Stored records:
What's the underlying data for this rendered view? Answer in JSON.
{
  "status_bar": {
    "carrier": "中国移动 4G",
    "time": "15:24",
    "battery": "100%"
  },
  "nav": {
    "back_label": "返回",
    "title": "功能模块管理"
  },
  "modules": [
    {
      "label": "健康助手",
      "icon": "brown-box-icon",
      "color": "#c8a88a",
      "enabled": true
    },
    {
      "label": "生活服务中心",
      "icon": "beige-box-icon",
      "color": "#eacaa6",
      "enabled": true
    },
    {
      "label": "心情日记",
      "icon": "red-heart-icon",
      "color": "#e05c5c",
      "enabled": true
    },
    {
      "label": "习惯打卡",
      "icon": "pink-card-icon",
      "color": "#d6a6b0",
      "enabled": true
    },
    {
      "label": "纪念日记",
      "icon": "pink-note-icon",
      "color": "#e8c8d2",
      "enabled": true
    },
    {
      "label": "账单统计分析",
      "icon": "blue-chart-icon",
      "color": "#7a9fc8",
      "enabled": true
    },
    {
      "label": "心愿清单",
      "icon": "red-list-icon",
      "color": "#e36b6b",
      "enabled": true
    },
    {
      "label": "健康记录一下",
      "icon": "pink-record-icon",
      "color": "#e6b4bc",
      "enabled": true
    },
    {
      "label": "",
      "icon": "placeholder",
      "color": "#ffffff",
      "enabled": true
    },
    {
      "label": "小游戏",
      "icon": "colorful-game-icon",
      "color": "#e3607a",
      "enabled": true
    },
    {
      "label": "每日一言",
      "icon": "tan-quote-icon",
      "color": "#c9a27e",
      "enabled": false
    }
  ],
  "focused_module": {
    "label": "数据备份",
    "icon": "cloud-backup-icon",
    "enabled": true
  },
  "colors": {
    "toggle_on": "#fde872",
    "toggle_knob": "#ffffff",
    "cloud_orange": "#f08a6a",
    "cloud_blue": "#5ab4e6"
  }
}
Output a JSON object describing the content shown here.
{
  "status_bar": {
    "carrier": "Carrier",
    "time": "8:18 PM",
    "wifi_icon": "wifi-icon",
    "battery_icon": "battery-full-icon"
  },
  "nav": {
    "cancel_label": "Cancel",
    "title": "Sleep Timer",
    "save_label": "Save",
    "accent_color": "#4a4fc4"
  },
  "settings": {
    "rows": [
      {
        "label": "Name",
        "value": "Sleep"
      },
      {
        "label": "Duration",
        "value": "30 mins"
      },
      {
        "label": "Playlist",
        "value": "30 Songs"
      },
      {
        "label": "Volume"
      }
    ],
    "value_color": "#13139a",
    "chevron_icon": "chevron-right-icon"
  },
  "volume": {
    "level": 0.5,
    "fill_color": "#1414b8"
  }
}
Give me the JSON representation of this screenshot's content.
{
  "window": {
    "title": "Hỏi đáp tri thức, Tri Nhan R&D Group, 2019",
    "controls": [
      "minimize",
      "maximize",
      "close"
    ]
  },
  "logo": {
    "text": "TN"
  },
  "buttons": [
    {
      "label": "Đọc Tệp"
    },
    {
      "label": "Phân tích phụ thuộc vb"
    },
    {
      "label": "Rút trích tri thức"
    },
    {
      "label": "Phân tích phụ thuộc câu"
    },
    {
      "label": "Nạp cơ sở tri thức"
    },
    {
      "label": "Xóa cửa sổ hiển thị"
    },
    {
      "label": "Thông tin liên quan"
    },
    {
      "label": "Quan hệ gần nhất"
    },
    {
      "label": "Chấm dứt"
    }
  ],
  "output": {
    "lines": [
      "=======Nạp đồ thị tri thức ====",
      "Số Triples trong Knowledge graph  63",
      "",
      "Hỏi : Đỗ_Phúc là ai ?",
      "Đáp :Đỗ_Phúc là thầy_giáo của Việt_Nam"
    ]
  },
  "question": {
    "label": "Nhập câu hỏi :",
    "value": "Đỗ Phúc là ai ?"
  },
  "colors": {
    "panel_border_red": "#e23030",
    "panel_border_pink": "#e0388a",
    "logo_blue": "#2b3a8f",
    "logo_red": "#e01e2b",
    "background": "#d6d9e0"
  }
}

:: GIVEN INSTRUCTION ::
Return each line of the data exactly as written above.

:: REPLY TO THE EXERCISE ::
What's the underlying data for this rendered view? Answer in JSON.
{
  "status_bar": {
    "carrier": "中国移动 4G",
    "time": "15:24",
    "battery": "100%"
  },
  "nav": {
    "back_label": "返回",
    "title": "功能模块管理"
  },
  "modules": [
    {
      "label": "健康助手",
      "icon": "brown-box-icon",
      "color": "#c8a88a",
      "enabled": true
    },
    {
      "label": "生活服务中心",
      "icon": "beige-box-icon",
      "color": "#eacaa6",
      "enabled": true
    },
    {
      "label": "心情日记",
      "icon": "red-heart-icon",
      "color": "#e05c5c",
      "enabled": true
    },
    {
      "label": "习惯打卡",
      "icon": "pink-card-icon",
      "color": "#d6a6b0",
      "enabled": true
    },
    {
      "label": "纪念日记",
      "icon": "pink-note-icon",
      "color": "#e8c8d2",
      "enabled": true
    },
    {
      "label": "账单统计分析",
      "icon": "blue-chart-icon",
      "color": "#7a9fc8",
      "enabled": true
    },
    {
      "label": "心愿清单",
      "icon": "red-list-icon",
      "color": "#e36b6b",
      "enabled": true
    },
    {
      "label": "健康记录一下",
      "icon": "pink-record-icon",
      "color": "#e6b4bc",
      "enabled": true
    },
    {
      "label": "",
      "icon": "placeholder",
      "color": "#ffffff",
      "enabled": true
    },
    {
      "label": "小游戏",
      "icon": "colorful-game-icon",
      "color": "#e3607a",
      "enabled": true
    },
    {
      "label": "每日一言",
      "icon": "tan-quote-icon",
      "color": "#c9a27e",
      "enabled": false
    }
  ],
  "focused_module": {
    "label": "数据备份",
    "icon": "cloud-backup-icon",
    "enabled": true
  },
  "colors": {
    "toggle_on": "#fde872",
    "toggle_knob": "#ffffff",
    "cloud_orange": "#f08a6a",
    "cloud_blue": "#5ab4e6"
  }
}
Output a JSON object describing the content shown here.
{
  "status_bar": {
    "carrier": "Carrier",
    "time": "8:18 PM",
    "wifi_icon": "wifi-icon",
    "battery_icon": "battery-full-icon"
  },
  "nav": {
    "cancel_label": "Cancel",
    "title": "Sleep Timer",
    "save_label": "Save",
    "accent_color": "#4a4fc4"
  },
  "settings": {
    "rows": [
      {
        "label": "Name",
        "value": "Sleep"
      },
      {
        "label": "Duration",
        "value": "30 mins"
      },
      {
        "label": "Playlist",
        "value": "30 Songs"
      },
      {
        "label": "Volume"
      }
    ],
    "value_color": "#13139a",
    "chevron_icon": "chevron-right-icon"
  },
  "volume": {
    "level": 0.5,
    "fill_color": "#1414b8"
  }
}
Give me the JSON representation of this screenshot's content.
{
  "window": {
    "title": "Hỏi đáp tri thức, Tri Nhan R&D Group, 2019",
    "controls": [
      "minimize",
      "maximize",
      "close"
    ]
  },
  "logo": {
    "text": "TN"
  },
  "buttons": [
    {
      "label": "Đọc Tệp"
    },
    {
      "label": "Phân tích phụ thuộc vb"
    },
    {
      "label": "Rút trích tri thức"
    },
    {
      "label": "Phân tích phụ thuộc câu"
    },
    {
      "label": "Nạp cơ sở tri thức"
    },
    {
      "label": "Xóa cửa sổ hiển thị"
    },
    {
      "label": "Thông tin liên quan"
    },
    {
      "label": "Quan hệ gần nhất"
    },
    {
      "label": "Chấm dứt"
    }
  ],
  "output": {
    "lines": [
      "=======Nạp đồ thị tri thức ====",
      "Số Triples trong Knowledge graph  63",
      "",
      "Hỏi : Đỗ_Phúc là ai ?",
      "Đáp :Đỗ_Phúc là thầy_giáo của Việt_Nam"
    ]
  },
  "question": {
    "label": "Nhập câu hỏi :",
    "value": "Đỗ Phúc là ai ?"
  },
  "colors": {
    "panel_border_red": "#e23030",
    "panel_border_pink": "#e0388a",
    "logo_blue": "#2b3a8f",
    "logo_red": "#e01e2b",
    "background": "#d6d9e0"
  }
}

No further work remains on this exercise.